SUPPLIED MATERIAL:
·····
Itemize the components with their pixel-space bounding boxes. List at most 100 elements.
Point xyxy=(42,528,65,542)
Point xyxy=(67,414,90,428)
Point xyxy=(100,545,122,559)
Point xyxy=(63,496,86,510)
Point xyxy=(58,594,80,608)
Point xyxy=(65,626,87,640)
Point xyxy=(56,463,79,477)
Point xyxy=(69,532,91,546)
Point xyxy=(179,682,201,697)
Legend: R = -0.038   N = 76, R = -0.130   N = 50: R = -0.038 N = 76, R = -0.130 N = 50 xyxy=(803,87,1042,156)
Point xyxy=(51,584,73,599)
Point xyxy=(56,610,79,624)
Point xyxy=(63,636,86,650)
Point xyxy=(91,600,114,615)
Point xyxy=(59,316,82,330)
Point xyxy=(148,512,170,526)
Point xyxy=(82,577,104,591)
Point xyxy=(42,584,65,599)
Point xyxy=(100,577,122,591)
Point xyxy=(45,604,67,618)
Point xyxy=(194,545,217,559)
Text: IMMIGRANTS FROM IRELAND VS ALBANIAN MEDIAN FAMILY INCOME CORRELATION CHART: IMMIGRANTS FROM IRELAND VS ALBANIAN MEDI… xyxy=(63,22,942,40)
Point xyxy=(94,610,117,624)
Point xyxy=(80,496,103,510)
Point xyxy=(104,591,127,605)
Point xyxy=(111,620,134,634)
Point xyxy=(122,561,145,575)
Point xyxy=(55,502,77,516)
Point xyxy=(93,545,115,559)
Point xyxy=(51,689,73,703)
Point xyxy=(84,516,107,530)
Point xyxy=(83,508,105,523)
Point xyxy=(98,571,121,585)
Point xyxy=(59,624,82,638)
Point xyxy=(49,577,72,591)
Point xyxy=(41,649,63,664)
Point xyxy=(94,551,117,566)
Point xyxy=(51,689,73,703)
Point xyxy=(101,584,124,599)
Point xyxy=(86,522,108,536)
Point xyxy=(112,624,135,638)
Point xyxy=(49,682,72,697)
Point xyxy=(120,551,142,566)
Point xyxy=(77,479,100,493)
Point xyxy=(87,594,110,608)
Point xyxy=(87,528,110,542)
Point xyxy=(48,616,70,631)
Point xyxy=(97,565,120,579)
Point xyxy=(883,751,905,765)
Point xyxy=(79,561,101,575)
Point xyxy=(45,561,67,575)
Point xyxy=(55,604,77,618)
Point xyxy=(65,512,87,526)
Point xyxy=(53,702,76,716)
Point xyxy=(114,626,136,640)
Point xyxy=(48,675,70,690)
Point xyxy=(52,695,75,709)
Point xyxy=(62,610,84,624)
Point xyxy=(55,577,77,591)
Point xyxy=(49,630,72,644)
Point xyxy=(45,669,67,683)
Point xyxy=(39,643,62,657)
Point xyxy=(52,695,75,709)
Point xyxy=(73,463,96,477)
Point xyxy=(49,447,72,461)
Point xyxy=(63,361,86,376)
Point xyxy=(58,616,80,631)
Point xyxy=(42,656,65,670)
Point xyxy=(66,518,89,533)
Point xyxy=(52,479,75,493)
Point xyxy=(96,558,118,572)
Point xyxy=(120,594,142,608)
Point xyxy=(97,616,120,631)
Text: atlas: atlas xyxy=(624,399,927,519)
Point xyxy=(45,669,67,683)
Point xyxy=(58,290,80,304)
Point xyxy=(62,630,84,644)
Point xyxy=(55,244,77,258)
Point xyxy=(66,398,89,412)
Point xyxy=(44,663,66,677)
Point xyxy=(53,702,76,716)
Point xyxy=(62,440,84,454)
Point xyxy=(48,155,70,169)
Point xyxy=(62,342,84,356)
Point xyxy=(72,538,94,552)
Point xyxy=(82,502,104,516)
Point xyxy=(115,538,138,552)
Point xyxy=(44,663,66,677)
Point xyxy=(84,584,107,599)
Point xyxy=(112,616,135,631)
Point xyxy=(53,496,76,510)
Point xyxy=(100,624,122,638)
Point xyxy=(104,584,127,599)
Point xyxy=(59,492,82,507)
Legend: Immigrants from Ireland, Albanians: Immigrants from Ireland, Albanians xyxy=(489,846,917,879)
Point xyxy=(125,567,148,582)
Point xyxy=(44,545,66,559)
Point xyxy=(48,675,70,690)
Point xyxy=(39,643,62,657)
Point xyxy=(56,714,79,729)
·····
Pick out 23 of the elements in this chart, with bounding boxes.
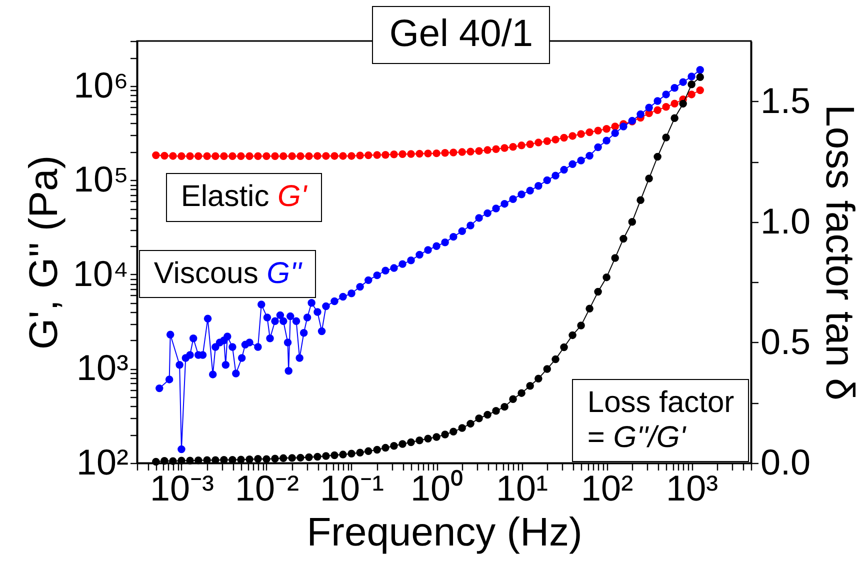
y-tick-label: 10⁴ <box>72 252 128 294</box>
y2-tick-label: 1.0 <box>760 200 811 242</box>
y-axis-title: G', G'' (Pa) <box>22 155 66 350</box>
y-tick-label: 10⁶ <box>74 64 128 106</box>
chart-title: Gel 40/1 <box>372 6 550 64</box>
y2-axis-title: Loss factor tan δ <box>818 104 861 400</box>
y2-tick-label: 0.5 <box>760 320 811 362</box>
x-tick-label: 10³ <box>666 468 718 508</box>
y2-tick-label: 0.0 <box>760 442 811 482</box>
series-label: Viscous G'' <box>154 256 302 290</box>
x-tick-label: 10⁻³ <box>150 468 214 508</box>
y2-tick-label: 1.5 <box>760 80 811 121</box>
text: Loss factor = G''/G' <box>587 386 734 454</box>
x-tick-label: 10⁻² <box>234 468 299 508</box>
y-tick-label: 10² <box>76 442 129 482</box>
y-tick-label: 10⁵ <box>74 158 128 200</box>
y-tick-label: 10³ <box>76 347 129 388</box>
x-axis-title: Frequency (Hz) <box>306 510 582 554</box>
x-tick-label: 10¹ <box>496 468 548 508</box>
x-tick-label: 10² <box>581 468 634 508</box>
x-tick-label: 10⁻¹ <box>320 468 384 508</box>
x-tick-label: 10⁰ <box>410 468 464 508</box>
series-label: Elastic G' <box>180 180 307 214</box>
·····
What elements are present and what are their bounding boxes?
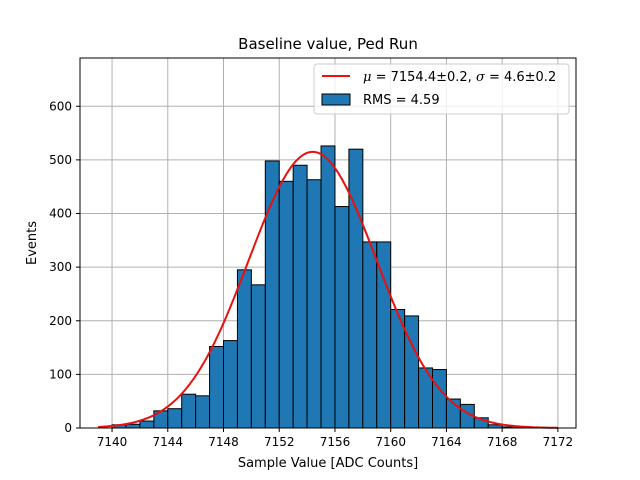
·····
Put the records from the line containing "Itemize the components" through the line containing "Point xyxy=(65,626,87,640)" into a JSON list of strings, one string per line, skipping any blank lines.

CORRECT RESPONSE:
[
  "Itemize the components with their pixel-space bounding boxes. List at most 100 elements.",
  "Point xyxy=(42,528,65,542)",
  "Point xyxy=(67,414,90,428)",
  "Point xyxy=(100,545,122,559)",
  "Point xyxy=(63,496,86,510)",
  "Point xyxy=(58,594,80,608)",
  "Point xyxy=(65,626,87,640)"
]